* **EXERCISE REQUIREMENTS**
Copy all entries without alteration and skip the pictures they hold.

* **RECORDS SUPPLIED**
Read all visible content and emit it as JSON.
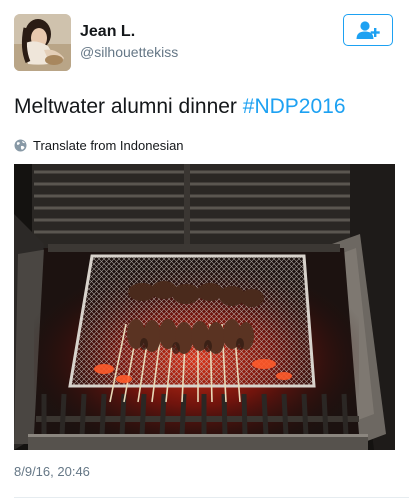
{
  "author": {
    "name": "Jean L.",
    "handle": "@silhouettekiss"
  },
  "follow_button": {
    "icon": "follow-user-icon",
    "color": "#1da1f2"
  },
  "tweet": {
    "text": "Meltwater alumni dinner ",
    "hashtag": "#NDP2016",
    "hashtag_color": "#1da1f2",
    "translate_label": "Translate from Indonesian",
    "timestamp": "8/9/16, 20:46"
  },
  "media": {
    "icon": "photo-grill-skewers"
  }
}
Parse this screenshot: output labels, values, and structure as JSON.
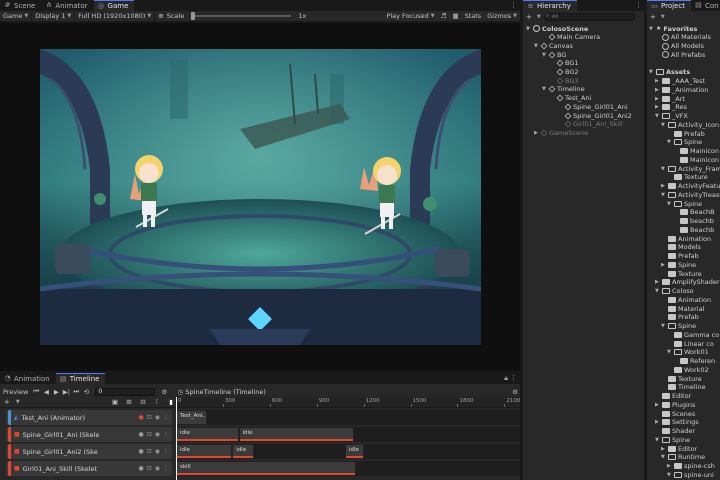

* **REPLY**
Read all visible content and emit it as JSON.
{
  "author": {
    "name": "Jean L.",
    "handle": "@silhouettekiss"
  },
  "follow_button": {
    "icon": "follow-user-icon",
    "color": "#1da1f2"
  },
  "tweet": {
    "text": "Meltwater alumni dinner ",
    "hashtag": "#NDP2016",
    "hashtag_color": "#1da1f2",
    "translate_label": "Translate from Indonesian",
    "timestamp": "8/9/16, 20:46"
  },
  "media": {
    "icon": "photo-grill-skewers"
  }
}
Parse this screenshot: output labels, values, and structure as JSON.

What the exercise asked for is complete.